(Data for this task):
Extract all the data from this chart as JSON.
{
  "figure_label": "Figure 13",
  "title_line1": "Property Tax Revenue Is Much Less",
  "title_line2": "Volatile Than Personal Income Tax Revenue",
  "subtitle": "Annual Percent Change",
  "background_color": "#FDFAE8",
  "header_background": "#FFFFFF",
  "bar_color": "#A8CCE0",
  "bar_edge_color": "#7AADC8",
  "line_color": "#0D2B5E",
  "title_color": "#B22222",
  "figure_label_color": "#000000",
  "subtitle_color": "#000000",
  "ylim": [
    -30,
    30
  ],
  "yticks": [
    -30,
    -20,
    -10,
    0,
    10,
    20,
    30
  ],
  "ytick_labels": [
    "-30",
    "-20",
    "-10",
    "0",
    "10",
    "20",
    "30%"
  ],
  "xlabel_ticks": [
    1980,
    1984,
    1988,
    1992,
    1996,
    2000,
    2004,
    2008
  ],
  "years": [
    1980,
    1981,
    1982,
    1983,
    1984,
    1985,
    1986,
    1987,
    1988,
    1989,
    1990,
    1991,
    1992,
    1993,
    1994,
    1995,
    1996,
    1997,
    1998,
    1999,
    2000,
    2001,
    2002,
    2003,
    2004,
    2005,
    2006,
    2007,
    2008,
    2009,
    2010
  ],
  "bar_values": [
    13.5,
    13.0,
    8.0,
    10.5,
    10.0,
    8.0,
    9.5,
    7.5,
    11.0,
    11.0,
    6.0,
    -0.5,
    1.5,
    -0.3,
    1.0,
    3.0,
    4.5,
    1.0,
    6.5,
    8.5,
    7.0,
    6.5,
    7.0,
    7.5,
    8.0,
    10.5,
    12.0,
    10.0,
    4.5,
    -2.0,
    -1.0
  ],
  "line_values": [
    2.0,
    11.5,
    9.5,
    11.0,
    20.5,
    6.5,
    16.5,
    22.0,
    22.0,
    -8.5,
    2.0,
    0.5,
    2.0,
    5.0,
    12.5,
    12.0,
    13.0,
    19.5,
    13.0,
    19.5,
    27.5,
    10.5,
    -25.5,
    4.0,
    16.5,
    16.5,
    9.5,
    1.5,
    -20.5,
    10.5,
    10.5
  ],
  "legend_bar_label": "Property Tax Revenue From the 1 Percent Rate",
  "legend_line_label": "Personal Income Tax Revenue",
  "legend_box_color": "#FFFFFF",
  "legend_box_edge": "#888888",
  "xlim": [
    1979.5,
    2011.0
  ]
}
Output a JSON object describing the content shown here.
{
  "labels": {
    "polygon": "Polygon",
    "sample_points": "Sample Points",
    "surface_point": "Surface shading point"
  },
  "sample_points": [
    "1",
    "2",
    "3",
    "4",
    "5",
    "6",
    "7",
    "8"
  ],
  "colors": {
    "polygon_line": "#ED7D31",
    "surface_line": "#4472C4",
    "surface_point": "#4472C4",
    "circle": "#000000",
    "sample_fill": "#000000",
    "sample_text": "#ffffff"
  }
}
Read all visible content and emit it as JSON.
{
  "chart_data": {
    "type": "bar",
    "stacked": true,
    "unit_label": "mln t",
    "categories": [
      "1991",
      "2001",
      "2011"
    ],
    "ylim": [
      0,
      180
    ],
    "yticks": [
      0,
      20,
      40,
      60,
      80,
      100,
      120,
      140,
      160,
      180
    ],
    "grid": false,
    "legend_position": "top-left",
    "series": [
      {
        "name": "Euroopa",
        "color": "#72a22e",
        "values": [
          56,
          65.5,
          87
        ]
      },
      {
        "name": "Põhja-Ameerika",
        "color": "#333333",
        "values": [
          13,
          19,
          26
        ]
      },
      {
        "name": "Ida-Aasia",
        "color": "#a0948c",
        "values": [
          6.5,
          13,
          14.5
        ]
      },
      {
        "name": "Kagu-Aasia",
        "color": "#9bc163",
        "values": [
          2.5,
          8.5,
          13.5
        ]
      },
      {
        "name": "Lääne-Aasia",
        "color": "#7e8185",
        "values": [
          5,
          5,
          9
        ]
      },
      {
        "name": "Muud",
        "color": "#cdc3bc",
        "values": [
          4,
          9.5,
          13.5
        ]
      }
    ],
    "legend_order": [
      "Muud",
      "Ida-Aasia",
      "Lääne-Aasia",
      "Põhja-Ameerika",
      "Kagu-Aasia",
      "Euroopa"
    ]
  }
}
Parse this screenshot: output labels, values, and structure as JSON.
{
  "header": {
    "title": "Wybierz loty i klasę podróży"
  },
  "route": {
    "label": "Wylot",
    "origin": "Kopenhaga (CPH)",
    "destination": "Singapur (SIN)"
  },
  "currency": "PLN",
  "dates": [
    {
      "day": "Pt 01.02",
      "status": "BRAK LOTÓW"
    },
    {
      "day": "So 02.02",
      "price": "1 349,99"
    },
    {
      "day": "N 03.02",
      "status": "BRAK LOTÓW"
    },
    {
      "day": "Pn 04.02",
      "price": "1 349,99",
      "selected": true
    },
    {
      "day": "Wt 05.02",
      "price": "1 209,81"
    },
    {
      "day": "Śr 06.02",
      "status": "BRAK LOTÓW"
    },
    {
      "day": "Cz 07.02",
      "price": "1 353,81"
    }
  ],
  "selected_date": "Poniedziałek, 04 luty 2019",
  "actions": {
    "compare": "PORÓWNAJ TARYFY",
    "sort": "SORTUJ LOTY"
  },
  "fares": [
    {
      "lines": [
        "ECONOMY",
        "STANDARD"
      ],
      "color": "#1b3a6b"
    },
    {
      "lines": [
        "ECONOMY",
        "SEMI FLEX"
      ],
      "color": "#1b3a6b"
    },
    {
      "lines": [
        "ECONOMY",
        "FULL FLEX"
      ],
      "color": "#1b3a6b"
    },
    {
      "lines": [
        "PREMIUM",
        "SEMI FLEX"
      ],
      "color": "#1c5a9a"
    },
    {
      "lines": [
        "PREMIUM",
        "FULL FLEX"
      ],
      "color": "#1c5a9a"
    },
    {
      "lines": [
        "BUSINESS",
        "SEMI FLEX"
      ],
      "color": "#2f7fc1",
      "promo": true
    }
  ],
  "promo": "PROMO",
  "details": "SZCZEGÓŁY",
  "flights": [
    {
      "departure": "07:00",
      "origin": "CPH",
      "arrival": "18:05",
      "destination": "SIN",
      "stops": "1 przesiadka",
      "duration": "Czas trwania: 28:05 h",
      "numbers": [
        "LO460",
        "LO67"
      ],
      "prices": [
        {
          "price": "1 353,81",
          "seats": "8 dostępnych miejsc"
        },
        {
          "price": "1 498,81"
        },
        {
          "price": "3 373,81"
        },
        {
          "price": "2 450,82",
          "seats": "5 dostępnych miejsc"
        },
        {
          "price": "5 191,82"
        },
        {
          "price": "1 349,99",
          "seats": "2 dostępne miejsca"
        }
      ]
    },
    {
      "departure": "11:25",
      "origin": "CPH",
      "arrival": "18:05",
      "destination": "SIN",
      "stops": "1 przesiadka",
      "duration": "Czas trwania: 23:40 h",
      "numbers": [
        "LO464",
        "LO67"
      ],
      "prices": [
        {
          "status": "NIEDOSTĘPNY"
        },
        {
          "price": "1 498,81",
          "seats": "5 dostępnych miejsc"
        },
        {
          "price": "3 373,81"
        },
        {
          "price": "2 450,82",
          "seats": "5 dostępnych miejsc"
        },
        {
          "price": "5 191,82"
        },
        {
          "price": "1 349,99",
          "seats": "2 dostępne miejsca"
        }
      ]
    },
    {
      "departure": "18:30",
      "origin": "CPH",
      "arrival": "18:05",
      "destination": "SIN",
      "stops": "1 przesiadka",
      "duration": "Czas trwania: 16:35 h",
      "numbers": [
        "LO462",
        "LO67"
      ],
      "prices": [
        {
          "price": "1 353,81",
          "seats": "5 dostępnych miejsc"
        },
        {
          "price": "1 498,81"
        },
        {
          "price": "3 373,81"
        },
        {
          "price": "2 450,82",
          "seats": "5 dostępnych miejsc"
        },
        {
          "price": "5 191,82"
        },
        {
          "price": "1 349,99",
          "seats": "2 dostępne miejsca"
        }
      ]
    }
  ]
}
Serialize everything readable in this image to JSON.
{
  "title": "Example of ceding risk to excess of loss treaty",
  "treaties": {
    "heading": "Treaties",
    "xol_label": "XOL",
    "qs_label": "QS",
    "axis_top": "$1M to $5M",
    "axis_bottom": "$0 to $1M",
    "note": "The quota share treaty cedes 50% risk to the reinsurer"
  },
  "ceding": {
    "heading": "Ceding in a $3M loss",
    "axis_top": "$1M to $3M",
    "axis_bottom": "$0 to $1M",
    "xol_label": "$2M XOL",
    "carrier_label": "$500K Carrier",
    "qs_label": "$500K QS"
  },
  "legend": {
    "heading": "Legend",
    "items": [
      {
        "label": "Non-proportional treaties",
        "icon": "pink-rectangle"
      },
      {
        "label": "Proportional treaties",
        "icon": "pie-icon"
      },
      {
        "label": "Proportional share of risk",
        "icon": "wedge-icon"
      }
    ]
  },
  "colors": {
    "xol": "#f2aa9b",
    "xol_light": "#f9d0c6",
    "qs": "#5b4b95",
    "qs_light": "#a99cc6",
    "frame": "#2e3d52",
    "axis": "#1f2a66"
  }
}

(Your task): Take every line from the data that contains the word "Aasia".

(Reply):
        "name": "Ida-Aasia",
        "name": "Kagu-Aasia",
        "name": "Lääne-Aasia",
      "Ida-Aasia",
      "Lääne-Aasia",
      "Kagu-Aasia",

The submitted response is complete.